Dataset entries:
----

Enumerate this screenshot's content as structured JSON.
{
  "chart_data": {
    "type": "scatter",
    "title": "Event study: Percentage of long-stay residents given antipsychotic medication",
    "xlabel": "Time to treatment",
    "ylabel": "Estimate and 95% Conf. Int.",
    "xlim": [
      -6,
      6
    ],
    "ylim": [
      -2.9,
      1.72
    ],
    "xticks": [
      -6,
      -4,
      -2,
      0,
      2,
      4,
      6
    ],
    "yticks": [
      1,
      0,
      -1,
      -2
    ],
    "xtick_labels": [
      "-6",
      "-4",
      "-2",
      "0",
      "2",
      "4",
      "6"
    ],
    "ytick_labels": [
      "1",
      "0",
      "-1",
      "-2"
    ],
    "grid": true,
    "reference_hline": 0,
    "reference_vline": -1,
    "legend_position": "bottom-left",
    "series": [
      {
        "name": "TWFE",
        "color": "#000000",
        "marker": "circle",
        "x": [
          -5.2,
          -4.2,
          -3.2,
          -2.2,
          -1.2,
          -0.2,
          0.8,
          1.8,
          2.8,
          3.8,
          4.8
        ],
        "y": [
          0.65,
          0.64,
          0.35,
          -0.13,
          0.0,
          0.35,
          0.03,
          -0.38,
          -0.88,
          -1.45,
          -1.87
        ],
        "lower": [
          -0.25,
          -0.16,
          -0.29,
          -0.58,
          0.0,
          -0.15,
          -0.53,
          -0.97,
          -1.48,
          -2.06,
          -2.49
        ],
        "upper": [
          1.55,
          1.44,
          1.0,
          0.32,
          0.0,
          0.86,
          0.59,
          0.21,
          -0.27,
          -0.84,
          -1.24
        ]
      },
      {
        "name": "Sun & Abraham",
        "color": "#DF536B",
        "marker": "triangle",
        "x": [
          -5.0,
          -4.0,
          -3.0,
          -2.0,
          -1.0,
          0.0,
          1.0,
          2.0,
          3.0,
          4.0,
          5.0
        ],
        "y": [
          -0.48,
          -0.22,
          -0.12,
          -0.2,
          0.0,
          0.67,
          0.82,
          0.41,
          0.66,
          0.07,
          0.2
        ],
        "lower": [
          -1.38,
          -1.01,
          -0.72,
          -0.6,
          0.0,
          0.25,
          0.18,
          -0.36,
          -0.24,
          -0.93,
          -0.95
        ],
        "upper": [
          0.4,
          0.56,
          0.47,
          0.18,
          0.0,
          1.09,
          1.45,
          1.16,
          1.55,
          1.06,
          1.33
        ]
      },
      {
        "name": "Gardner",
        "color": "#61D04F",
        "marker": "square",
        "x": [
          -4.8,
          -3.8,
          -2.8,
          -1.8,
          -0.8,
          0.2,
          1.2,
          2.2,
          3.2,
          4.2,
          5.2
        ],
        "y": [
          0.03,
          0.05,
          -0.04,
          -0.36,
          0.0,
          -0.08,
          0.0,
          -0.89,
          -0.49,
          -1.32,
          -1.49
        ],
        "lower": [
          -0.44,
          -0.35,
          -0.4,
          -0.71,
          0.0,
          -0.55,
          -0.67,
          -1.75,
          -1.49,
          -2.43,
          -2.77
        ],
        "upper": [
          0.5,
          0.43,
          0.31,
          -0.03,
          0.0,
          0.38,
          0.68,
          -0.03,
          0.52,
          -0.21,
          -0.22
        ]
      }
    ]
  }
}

----

▸ Problem to work on
Repeat each record exactly, leaving nothing out.

▸ Answer to this task
Enumerate this screenshot's content as structured JSON.
{
  "chart_data": {
    "type": "scatter",
    "title": "Event study: Percentage of long-stay residents given antipsychotic medication",
    "xlabel": "Time to treatment",
    "ylabel": "Estimate and 95% Conf. Int.",
    "xlim": [
      -6,
      6
    ],
    "ylim": [
      -2.9,
      1.72
    ],
    "xticks": [
      -6,
      -4,
      -2,
      0,
      2,
      4,
      6
    ],
    "yticks": [
      1,
      0,
      -1,
      -2
    ],
    "xtick_labels": [
      "-6",
      "-4",
      "-2",
      "0",
      "2",
      "4",
      "6"
    ],
    "ytick_labels": [
      "1",
      "0",
      "-1",
      "-2"
    ],
    "grid": true,
    "reference_hline": 0,
    "reference_vline": -1,
    "legend_position": "bottom-left",
    "series": [
      {
        "name": "TWFE",
        "color": "#000000",
        "marker": "circle",
        "x": [
          -5.2,
          -4.2,
          -3.2,
          -2.2,
          -1.2,
          -0.2,
          0.8,
          1.8,
          2.8,
          3.8,
          4.8
        ],
        "y": [
          0.65,
          0.64,
          0.35,
          -0.13,
          0.0,
          0.35,
          0.03,
          -0.38,
          -0.88,
          -1.45,
          -1.87
        ],
        "lower": [
          -0.25,
          -0.16,
          -0.29,
          -0.58,
          0.0,
          -0.15,
          -0.53,
          -0.97,
          -1.48,
          -2.06,
          -2.49
        ],
        "upper": [
          1.55,
          1.44,
          1.0,
          0.32,
          0.0,
          0.86,
          0.59,
          0.21,
          -0.27,
          -0.84,
          -1.24
        ]
      },
      {
        "name": "Sun & Abraham",
        "color": "#DF536B",
        "marker": "triangle",
        "x": [
          -5.0,
          -4.0,
          -3.0,
          -2.0,
          -1.0,
          0.0,
          1.0,
          2.0,
          3.0,
          4.0,
          5.0
        ],
        "y": [
          -0.48,
          -0.22,
          -0.12,
          -0.2,
          0.0,
          0.67,
          0.82,
          0.41,
          0.66,
          0.07,
          0.2
        ],
        "lower": [
          -1.38,
          -1.01,
          -0.72,
          -0.6,
          0.0,
          0.25,
          0.18,
          -0.36,
          -0.24,
          -0.93,
          -0.95
        ],
        "upper": [
          0.4,
          0.56,
          0.47,
          0.18,
          0.0,
          1.09,
          1.45,
          1.16,
          1.55,
          1.06,
          1.33
        ]
      },
      {
        "name": "Gardner",
        "color": "#61D04F",
        "marker": "square",
        "x": [
          -4.8,
          -3.8,
          -2.8,
          -1.8,
          -0.8,
          0.2,
          1.2,
          2.2,
          3.2,
          4.2,
          5.2
        ],
        "y": [
          0.03,
          0.05,
          -0.04,
          -0.36,
          0.0,
          -0.08,
          0.0,
          -0.89,
          -0.49,
          -1.32,
          -1.49
        ],
        "lower": [
          -0.44,
          -0.35,
          -0.4,
          -0.71,
          0.0,
          -0.55,
          -0.67,
          -1.75,
          -1.49,
          -2.43,
          -2.77
        ],
        "upper": [
          0.5,
          0.43,
          0.31,
          -0.03,
          0.0,
          0.38,
          0.68,
          -0.03,
          0.52,
          -0.21,
          -0.22
        ]
      }
    ]
  }
}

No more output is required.